> _Your objective_
Look through the listing and locate every line containing the word "Committee"; copy those lines.

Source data

========================================================================

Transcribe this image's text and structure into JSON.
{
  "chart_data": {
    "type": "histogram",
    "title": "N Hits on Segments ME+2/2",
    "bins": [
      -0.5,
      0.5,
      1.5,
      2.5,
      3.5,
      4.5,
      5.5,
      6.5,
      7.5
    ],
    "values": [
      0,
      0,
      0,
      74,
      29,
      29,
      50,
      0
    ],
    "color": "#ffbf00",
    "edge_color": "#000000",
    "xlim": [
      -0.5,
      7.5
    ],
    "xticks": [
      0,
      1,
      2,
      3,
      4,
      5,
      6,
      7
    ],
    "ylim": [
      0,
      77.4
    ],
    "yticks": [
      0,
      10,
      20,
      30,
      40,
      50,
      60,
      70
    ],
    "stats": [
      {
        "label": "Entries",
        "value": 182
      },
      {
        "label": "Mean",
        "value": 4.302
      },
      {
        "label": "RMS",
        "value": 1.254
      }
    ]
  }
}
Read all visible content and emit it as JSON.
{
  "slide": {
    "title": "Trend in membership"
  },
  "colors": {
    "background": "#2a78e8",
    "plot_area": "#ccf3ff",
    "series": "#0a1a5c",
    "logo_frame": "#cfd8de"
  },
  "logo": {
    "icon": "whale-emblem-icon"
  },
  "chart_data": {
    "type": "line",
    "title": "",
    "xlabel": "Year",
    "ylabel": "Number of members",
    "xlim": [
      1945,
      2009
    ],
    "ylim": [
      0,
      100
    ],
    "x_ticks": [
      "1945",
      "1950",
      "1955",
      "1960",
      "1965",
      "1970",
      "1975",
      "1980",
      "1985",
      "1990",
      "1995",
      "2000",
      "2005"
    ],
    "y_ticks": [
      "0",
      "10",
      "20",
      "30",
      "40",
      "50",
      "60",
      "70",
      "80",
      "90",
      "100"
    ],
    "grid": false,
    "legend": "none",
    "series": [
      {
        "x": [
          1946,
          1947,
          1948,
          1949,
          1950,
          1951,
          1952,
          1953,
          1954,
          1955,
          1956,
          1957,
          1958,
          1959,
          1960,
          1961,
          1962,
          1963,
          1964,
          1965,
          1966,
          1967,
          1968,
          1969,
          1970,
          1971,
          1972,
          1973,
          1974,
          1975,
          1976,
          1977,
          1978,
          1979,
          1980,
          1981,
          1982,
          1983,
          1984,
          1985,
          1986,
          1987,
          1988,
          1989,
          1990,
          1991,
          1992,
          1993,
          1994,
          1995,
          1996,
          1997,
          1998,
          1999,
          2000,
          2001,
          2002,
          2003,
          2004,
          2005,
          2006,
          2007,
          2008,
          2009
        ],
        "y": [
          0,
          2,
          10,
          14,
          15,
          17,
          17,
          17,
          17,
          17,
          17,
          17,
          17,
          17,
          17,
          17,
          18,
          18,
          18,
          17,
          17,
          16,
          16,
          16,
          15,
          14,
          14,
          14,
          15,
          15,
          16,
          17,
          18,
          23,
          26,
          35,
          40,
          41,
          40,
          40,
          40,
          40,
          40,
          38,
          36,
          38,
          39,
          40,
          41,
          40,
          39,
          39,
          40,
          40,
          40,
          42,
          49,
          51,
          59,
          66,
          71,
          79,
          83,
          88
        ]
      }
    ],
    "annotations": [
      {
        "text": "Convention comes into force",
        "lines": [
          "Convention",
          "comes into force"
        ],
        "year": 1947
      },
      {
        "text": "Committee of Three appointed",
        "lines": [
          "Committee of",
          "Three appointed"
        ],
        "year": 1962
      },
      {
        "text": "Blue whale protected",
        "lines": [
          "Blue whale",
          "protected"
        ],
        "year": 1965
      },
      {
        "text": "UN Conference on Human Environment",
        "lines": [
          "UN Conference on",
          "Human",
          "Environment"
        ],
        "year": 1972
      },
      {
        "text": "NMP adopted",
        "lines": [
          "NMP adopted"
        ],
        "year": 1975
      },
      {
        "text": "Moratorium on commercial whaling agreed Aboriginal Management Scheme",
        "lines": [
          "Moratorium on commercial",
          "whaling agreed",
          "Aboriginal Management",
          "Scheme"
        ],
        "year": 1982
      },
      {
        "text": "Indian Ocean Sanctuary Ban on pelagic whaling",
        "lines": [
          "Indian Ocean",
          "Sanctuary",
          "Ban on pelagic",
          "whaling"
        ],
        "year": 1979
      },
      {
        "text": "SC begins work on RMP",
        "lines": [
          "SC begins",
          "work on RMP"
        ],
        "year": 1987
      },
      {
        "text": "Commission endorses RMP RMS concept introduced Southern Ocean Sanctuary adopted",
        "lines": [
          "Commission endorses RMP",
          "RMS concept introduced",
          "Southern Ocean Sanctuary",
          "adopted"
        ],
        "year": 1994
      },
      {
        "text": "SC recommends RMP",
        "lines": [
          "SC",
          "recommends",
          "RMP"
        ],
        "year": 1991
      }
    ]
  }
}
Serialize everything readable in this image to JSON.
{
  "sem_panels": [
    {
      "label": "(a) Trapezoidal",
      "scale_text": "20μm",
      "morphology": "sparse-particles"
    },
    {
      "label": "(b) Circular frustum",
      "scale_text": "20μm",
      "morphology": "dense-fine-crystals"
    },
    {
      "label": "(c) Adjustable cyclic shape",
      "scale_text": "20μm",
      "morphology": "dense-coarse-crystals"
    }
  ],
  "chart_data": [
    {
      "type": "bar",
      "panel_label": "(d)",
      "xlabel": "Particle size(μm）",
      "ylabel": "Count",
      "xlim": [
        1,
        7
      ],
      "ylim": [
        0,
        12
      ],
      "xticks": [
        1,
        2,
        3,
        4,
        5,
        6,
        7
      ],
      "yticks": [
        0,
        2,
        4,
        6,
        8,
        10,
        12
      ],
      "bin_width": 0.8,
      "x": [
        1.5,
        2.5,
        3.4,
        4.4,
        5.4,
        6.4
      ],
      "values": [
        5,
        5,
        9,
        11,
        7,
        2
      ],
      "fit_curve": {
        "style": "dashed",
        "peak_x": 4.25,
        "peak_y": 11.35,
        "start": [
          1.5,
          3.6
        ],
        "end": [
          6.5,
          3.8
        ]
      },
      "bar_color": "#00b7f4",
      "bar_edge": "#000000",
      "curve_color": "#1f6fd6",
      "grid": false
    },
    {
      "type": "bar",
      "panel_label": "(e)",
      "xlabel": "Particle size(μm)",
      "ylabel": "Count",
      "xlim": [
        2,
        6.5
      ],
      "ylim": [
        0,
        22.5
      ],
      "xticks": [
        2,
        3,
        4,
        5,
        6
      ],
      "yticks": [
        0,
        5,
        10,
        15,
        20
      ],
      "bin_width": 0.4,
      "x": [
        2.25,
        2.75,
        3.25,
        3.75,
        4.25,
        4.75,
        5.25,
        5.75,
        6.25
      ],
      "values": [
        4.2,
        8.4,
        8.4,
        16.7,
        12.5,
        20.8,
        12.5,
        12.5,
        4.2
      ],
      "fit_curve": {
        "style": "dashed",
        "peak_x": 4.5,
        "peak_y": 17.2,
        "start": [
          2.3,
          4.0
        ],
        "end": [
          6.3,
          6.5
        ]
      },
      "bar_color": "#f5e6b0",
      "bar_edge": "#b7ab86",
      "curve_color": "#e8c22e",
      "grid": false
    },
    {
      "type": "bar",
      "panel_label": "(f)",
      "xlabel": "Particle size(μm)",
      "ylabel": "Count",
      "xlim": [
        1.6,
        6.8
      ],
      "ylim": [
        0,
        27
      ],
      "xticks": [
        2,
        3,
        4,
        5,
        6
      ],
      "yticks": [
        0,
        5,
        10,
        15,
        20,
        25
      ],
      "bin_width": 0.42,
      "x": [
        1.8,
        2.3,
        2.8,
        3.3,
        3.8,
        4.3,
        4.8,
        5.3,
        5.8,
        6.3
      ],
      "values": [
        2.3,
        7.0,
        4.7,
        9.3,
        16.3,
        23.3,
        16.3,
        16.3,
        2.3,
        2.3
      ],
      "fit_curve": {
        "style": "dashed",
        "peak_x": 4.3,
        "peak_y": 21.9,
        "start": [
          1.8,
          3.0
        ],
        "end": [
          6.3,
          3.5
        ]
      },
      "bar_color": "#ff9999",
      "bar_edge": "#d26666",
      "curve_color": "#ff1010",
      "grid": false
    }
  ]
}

========================================================================

> _Response for this exercise_
        "text": "Committee of Three appointed",
          "Committee of",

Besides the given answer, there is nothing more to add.